*Written instruction*: Pick out all lines of the entries that include the word "detached" and copy them.

*Given records*:
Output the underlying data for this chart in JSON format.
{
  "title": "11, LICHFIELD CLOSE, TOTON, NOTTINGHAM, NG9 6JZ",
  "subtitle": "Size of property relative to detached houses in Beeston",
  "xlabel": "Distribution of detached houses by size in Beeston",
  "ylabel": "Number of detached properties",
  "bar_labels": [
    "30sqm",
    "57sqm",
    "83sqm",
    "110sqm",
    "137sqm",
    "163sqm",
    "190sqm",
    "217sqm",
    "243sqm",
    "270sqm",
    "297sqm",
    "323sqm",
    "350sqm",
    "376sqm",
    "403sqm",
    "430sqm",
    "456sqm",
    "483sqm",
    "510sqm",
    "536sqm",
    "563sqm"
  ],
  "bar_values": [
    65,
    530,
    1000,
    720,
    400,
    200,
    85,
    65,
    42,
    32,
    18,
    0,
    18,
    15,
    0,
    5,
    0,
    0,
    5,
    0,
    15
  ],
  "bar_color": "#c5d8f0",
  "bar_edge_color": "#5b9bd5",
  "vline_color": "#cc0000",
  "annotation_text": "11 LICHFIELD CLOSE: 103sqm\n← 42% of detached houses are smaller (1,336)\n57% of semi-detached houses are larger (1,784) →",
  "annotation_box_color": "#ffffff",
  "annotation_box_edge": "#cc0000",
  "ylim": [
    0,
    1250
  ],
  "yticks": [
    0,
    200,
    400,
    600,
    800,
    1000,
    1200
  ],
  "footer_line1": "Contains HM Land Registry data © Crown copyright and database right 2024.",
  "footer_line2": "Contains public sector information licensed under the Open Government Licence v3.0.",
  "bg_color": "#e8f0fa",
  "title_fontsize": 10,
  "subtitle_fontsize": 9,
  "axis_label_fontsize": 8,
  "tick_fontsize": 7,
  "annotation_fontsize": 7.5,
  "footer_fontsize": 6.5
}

*Output for this exercise*:
  "subtitle": "Size of property relative to detached houses in Beeston",
  "xlabel": "Distribution of detached houses by size in Beeston",
  "ylabel": "Number of detached properties",
  "annotation_text": "11 LICHFIELD CLOSE: 103sqm\n← 42% of detached houses are smaller (1,336)\n57% of semi-detached houses are larger (1,784) →",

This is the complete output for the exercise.